>> Start

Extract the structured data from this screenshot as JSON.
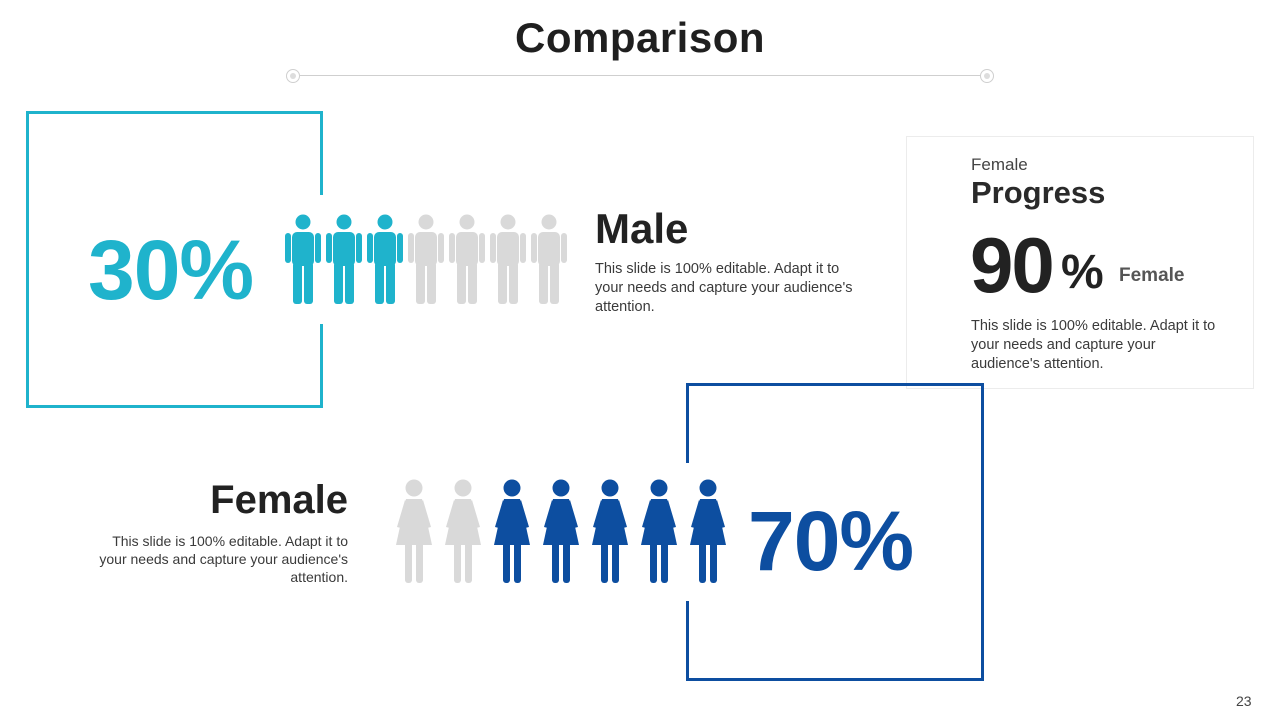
{
  "slide": {
    "title": "Comparison",
    "page_number": "23"
  },
  "male": {
    "percent": "30%",
    "heading": "Male",
    "body": "This slide is 100% editable. Adapt it to your needs and capture your audience's attention.",
    "icons_total": 7,
    "icons_filled": 3,
    "color": "#1fb3cc",
    "inactive_color": "#d9d9d9"
  },
  "female": {
    "percent": "70%",
    "heading": "Female",
    "body": "This slide is 100% editable. Adapt it to your needs and capture your audience's attention.",
    "icons_total": 7,
    "icons_filled": 5,
    "color": "#0d4ea0",
    "inactive_color": "#d9d9d9"
  },
  "progress_card": {
    "subtitle": "Female",
    "title": "Progress",
    "value": "90",
    "unit": "%",
    "label": "Female",
    "body": "This slide is 100% editable. Adapt it to your needs and capture your audience's attention."
  }
}
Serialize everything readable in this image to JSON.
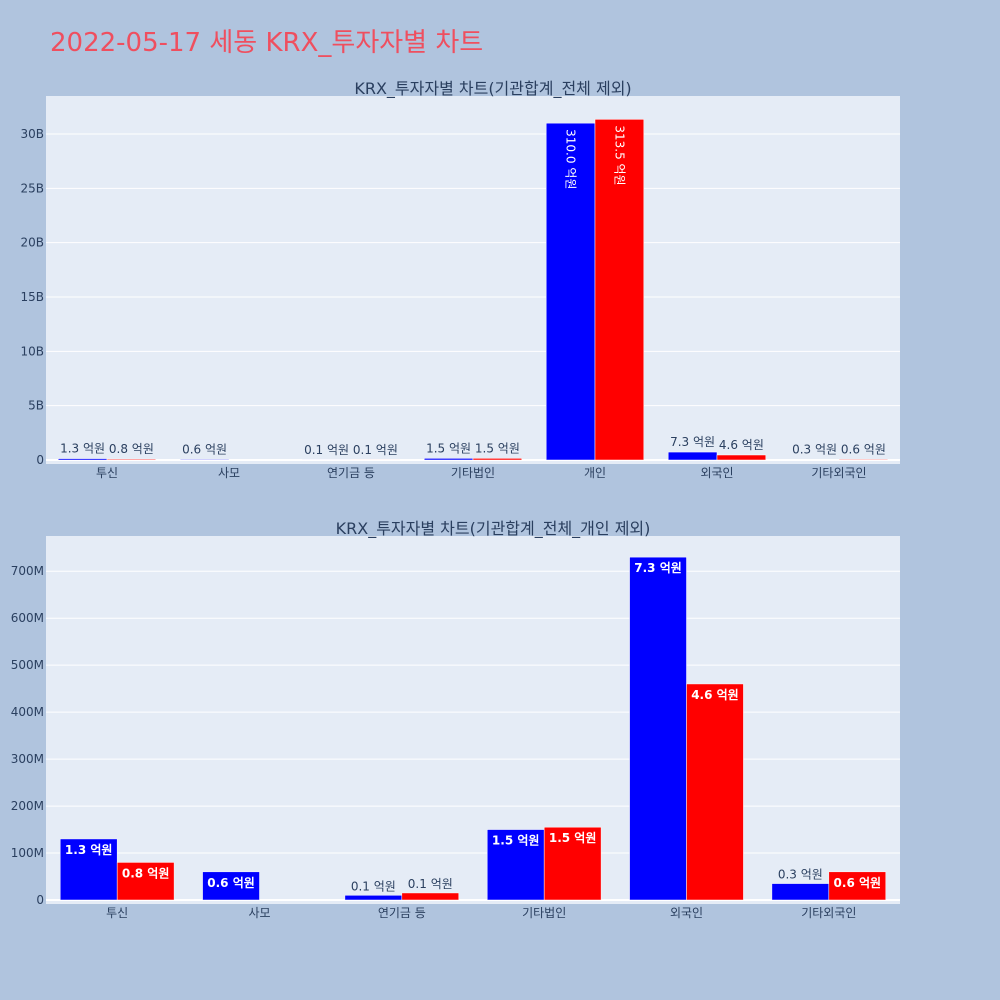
{
  "page_title": "2022-05-17 세동 KRX_투자자별 차트",
  "colors": {
    "series1": "#0000ff",
    "series2": "#ff0000",
    "plot_bg": "#e5ecf6",
    "page_bg": "#b0c4de",
    "title": "#ef4f5f"
  },
  "chart_data": [
    {
      "type": "bar",
      "title": "KRX_투자자별 차트(기관합계_전체 제외)",
      "categories": [
        "투신",
        "사모",
        "연기금 등",
        "기타법인",
        "개인",
        "외국인",
        "기타외국인"
      ],
      "series": [
        {
          "values": [
            130000000,
            60000000,
            10000000,
            150000000,
            31000000000,
            730000000,
            30000000
          ],
          "labels": [
            "1.3 억원",
            "0.6 억원",
            "0.1 억원",
            "1.5 억원",
            "310.0 억원",
            "7.3 억원",
            "0.3 억원"
          ]
        },
        {
          "values": [
            80000000,
            0,
            10000000,
            150000000,
            31350000000,
            460000000,
            60000000
          ],
          "labels": [
            "0.8 억원",
            "",
            "0.1 억원",
            "1.5 억원",
            "313.5 억원",
            "4.6 억원",
            "0.6 억원"
          ]
        }
      ],
      "yticks": [
        "0",
        "5B",
        "10B",
        "15B",
        "20B",
        "25B",
        "30B"
      ],
      "ylim": [
        0,
        33500000000
      ],
      "grid": true
    },
    {
      "type": "bar",
      "title": "KRX_투자자별 차트(기관합계_전체_개인 제외)",
      "categories": [
        "투신",
        "사모",
        "연기금 등",
        "기타법인",
        "외국인",
        "기타외국인"
      ],
      "series": [
        {
          "values": [
            130000000,
            60000000,
            10000000,
            150000000,
            730000000,
            35000000
          ],
          "labels": [
            "1.3 억원",
            "0.6 억원",
            "0.1 억원",
            "1.5 억원",
            "7.3 억원",
            "0.3 억원"
          ]
        },
        {
          "values": [
            80000000,
            0,
            15000000,
            155000000,
            460000000,
            60000000
          ],
          "labels": [
            "0.8 억원",
            "",
            "0.1 억원",
            "1.5 억원",
            "4.6 억원",
            "0.6 억원"
          ]
        }
      ],
      "yticks": [
        "0",
        "100M",
        "200M",
        "300M",
        "400M",
        "500M",
        "600M",
        "700M"
      ],
      "ylim": [
        0,
        775000000
      ],
      "grid": true
    }
  ]
}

>> End

(TASK TO CARRY OUT):
Every line should be retyped exactly, with the pictures omitted.

(RESPONSE TO THE TASK):
Extract the structured data from this screenshot as JSON.
{
  "slide": {
    "title": "Comparison",
    "page_number": "23"
  },
  "male": {
    "percent": "30%",
    "heading": "Male",
    "body": "This slide is 100% editable. Adapt it to your needs and capture your audience's attention.",
    "icons_total": 7,
    "icons_filled": 3,
    "color": "#1fb3cc",
    "inactive_color": "#d9d9d9"
  },
  "female": {
    "percent": "70%",
    "heading": "Female",
    "body": "This slide is 100% editable. Adapt it to your needs and capture your audience's attention.",
    "icons_total": 7,
    "icons_filled": 5,
    "color": "#0d4ea0",
    "inactive_color": "#d9d9d9"
  },
  "progress_card": {
    "subtitle": "Female",
    "title": "Progress",
    "value": "90",
    "unit": "%",
    "label": "Female",
    "body": "This slide is 100% editable. Adapt it to your needs and capture your audience's attention."
  }
}
Serialize everything readable in this image to JSON.
{
  "page_title": "2022-05-17 세동 KRX_투자자별 차트",
  "colors": {
    "series1": "#0000ff",
    "series2": "#ff0000",
    "plot_bg": "#e5ecf6",
    "page_bg": "#b0c4de",
    "title": "#ef4f5f"
  },
  "chart_data": [
    {
      "type": "bar",
      "title": "KRX_투자자별 차트(기관합계_전체 제외)",
      "categories": [
        "투신",
        "사모",
        "연기금 등",
        "기타법인",
        "개인",
        "외국인",
        "기타외국인"
      ],
      "series": [
        {
          "values": [
            130000000,
            60000000,
            10000000,
            150000000,
            31000000000,
            730000000,
            30000000
          ],
          "labels": [
            "1.3 억원",
            "0.6 억원",
            "0.1 억원",
            "1.5 억원",
            "310.0 억원",
            "7.3 억원",
            "0.3 억원"
          ]
        },
        {
          "values": [
            80000000,
            0,
            10000000,
            150000000,
            31350000000,
            460000000,
            60000000
          ],
          "labels": [
            "0.8 억원",
            "",
            "0.1 억원",
            "1.5 억원",
            "313.5 억원",
            "4.6 억원",
            "0.6 억원"
          ]
        }
      ],
      "yticks": [
        "0",
        "5B",
        "10B",
        "15B",
        "20B",
        "25B",
        "30B"
      ],
      "ylim": [
        0,
        33500000000
      ],
      "grid": true
    },
    {
      "type": "bar",
      "title": "KRX_투자자별 차트(기관합계_전체_개인 제외)",
      "categories": [
        "투신",
        "사모",
        "연기금 등",
        "기타법인",
        "외국인",
        "기타외국인"
      ],
      "series": [
        {
          "values": [
            130000000,
            60000000,
            10000000,
            150000000,
            730000000,
            35000000
          ],
          "labels": [
            "1.3 억원",
            "0.6 억원",
            "0.1 억원",
            "1.5 억원",
            "7.3 억원",
            "0.3 억원"
          ]
        },
        {
          "values": [
            80000000,
            0,
            15000000,
            155000000,
            460000000,
            60000000
          ],
          "labels": [
            "0.8 억원",
            "",
            "0.1 억원",
            "1.5 억원",
            "4.6 억원",
            "0.6 억원"
          ]
        }
      ],
      "yticks": [
        "0",
        "100M",
        "200M",
        "300M",
        "400M",
        "500M",
        "600M",
        "700M"
      ],
      "ylim": [
        0,
        775000000
      ],
      "grid": true
    }
  ]
}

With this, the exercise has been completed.